+++ MATERIAL PROVIDED
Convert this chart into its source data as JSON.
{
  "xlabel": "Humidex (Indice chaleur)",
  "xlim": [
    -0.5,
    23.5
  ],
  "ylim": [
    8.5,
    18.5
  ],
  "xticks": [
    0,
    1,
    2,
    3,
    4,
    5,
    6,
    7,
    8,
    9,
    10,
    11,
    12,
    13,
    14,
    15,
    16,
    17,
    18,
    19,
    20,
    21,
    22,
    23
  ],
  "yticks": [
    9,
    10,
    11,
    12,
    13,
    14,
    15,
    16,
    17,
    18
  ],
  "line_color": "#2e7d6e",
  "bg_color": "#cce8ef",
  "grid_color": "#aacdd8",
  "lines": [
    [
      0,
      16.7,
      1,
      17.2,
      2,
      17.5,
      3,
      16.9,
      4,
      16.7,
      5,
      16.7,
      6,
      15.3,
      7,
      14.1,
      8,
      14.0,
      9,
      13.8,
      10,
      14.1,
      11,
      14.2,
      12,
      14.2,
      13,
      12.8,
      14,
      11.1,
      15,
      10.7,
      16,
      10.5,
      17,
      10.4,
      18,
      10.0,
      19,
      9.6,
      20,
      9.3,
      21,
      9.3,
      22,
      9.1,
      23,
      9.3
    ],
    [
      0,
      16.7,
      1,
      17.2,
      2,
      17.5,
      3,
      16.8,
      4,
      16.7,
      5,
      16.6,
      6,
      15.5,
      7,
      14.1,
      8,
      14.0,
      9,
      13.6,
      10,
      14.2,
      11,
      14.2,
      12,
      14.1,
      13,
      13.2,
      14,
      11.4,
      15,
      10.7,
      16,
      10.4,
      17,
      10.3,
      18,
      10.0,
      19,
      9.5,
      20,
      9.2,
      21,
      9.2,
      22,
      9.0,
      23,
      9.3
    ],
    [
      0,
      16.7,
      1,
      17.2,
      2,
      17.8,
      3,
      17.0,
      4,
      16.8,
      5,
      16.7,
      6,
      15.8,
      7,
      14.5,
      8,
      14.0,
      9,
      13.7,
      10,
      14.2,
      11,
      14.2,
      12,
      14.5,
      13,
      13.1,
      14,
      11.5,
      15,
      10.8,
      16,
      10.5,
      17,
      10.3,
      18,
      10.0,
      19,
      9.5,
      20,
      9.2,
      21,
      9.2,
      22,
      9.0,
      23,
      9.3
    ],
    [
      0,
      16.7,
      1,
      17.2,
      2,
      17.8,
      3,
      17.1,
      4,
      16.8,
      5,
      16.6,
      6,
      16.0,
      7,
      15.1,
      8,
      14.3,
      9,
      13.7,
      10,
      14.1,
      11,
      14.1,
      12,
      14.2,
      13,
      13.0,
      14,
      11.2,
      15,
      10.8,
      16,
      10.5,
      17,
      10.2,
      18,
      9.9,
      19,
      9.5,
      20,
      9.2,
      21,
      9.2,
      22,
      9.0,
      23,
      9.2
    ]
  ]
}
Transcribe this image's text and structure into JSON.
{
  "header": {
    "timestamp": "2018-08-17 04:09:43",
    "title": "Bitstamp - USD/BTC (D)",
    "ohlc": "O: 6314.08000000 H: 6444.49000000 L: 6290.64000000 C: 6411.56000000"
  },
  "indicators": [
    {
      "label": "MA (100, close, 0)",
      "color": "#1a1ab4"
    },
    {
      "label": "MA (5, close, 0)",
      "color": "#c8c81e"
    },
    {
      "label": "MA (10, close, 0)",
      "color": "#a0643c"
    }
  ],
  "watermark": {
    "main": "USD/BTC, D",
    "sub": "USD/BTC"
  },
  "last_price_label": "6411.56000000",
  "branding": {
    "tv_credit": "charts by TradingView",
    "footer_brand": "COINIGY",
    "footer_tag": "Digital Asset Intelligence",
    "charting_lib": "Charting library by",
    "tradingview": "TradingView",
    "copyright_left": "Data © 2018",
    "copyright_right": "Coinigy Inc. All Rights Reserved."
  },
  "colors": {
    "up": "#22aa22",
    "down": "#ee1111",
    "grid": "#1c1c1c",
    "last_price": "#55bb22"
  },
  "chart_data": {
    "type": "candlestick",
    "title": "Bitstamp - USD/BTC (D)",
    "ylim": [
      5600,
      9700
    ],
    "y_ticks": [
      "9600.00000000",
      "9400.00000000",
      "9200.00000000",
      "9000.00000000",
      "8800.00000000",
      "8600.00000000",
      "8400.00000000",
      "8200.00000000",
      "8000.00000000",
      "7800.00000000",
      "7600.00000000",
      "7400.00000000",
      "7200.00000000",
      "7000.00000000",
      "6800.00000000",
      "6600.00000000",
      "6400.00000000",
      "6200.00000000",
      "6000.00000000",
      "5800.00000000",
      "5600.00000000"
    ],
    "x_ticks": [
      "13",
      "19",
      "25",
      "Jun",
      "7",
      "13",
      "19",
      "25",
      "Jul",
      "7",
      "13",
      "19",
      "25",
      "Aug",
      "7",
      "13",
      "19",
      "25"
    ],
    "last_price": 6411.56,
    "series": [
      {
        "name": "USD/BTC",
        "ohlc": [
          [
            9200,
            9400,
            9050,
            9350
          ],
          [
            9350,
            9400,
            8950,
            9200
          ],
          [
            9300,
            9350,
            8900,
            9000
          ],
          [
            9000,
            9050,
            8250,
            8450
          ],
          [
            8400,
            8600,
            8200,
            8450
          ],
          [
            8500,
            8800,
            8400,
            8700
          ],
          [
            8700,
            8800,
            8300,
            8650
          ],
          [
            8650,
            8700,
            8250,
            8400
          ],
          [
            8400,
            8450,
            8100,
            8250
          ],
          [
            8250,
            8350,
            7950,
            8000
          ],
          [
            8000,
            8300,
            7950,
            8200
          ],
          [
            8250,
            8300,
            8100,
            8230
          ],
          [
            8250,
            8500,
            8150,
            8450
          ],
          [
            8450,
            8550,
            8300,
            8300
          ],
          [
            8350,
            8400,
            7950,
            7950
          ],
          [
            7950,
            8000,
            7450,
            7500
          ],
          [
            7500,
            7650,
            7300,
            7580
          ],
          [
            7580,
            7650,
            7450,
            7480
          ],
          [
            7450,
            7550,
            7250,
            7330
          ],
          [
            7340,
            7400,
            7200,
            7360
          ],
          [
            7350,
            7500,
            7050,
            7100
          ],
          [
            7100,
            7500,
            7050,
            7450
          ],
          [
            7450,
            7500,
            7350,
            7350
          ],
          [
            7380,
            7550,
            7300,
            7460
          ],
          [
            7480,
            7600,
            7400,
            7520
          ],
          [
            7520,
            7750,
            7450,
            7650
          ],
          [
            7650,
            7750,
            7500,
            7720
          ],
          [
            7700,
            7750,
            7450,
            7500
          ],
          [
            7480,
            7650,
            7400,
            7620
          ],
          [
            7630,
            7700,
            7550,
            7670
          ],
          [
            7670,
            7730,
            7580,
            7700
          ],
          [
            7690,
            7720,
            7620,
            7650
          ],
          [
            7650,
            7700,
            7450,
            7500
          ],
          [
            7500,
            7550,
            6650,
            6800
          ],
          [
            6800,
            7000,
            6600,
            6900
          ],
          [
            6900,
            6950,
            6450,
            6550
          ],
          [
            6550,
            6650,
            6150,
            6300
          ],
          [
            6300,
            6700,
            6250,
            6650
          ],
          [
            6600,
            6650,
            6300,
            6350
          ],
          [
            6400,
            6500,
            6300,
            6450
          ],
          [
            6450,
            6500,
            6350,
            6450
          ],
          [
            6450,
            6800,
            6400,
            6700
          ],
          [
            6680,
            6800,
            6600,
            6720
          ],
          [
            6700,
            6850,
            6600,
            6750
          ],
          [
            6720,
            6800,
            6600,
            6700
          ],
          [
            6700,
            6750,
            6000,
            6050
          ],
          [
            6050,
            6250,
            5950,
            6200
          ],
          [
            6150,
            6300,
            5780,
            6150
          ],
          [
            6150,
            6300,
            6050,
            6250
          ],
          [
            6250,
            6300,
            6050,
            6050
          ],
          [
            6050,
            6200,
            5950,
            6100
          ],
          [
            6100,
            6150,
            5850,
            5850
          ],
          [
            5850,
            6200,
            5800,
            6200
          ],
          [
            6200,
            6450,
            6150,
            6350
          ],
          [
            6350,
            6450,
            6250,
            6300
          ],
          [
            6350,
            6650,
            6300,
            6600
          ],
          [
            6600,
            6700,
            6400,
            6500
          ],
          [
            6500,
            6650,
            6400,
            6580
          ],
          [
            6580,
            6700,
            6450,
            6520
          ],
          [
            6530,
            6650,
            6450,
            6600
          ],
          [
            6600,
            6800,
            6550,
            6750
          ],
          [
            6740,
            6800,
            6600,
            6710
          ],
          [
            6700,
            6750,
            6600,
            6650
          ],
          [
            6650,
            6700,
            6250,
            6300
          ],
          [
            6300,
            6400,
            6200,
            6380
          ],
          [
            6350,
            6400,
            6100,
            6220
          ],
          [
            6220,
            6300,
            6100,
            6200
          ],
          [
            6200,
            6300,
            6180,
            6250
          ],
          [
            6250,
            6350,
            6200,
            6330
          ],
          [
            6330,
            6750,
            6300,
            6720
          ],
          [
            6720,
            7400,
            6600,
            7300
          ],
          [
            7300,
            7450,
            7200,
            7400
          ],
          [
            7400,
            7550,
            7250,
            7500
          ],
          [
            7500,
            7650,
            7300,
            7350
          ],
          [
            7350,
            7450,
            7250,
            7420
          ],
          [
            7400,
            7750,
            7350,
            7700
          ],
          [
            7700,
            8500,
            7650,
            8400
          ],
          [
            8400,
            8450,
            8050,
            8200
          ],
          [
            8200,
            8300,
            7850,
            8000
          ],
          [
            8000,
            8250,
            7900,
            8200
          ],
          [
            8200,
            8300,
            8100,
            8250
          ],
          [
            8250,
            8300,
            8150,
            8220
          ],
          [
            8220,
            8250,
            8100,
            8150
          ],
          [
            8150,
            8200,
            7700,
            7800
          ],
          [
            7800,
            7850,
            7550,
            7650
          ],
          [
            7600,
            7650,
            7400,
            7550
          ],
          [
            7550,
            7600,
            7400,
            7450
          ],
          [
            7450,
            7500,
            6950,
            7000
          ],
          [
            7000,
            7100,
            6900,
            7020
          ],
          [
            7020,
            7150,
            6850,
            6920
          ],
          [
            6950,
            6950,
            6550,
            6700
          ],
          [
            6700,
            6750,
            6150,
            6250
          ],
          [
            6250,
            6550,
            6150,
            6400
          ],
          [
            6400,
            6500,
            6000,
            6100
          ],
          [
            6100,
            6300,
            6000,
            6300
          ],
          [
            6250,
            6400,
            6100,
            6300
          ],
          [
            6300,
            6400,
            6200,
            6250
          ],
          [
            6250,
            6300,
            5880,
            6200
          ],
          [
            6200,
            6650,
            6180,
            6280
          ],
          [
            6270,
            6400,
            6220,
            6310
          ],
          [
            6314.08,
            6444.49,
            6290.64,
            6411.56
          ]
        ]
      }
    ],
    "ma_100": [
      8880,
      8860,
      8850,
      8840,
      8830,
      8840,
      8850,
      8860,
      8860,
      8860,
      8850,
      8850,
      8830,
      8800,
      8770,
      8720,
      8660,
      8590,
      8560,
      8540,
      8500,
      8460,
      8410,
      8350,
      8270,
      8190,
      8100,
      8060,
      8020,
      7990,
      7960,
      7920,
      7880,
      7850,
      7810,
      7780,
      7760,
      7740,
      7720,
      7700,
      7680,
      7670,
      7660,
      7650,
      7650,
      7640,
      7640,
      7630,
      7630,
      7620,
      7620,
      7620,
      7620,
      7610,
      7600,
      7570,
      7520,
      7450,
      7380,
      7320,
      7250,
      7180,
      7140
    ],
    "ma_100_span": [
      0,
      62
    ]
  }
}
++++++
→ **GIVEN TASK**: Using the listing above, work out how many of its lines include "TradingView", and give only the result.

→ **SOLVED PROBLEM**: 2